** start SUPPLIED RECORDS **
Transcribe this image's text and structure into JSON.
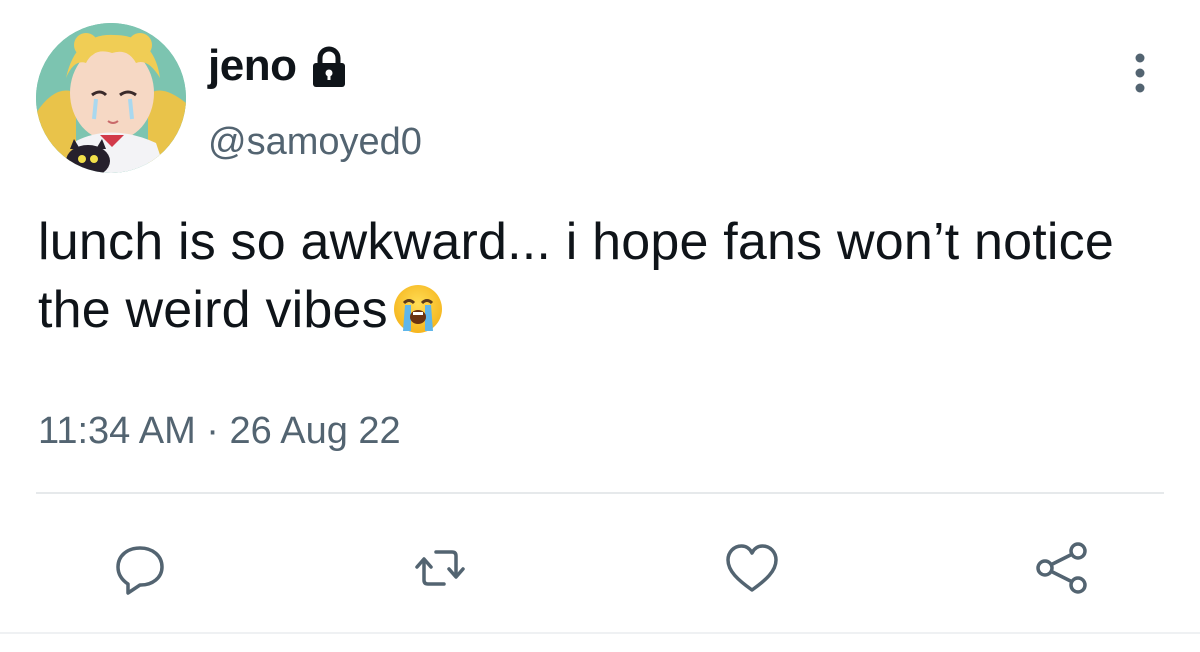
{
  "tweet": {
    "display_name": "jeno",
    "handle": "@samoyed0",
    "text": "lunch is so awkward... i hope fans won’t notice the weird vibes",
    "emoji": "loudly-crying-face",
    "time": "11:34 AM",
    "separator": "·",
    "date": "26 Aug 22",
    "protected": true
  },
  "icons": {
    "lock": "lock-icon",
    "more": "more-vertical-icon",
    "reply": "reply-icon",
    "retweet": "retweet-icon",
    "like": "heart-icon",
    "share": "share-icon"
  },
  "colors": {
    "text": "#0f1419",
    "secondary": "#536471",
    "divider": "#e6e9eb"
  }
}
** end SUPPLIED RECORDS **
** start SUPPLIED RECORDS **
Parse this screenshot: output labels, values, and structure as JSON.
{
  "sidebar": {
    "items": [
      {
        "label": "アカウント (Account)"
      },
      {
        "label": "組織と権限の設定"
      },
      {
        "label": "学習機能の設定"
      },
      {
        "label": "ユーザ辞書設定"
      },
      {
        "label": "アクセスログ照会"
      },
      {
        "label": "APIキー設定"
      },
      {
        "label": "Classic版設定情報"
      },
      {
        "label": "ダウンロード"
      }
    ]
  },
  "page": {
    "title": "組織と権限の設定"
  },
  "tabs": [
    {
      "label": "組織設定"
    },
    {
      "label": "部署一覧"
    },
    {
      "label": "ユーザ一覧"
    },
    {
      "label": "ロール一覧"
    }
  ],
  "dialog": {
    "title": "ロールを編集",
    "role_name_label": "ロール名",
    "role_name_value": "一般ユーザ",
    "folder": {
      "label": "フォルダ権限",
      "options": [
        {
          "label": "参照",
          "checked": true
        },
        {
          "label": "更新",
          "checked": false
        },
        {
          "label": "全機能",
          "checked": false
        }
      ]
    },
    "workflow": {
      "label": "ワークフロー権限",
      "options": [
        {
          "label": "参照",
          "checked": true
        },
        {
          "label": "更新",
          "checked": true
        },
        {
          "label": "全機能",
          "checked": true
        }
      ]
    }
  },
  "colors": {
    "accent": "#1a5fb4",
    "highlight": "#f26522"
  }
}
** end SUPPLIED RECORDS **
### SET TASK
Of the lines in the entries above, how many include "structure"? Only the number should be given.

### CORRECT RESPONSE
2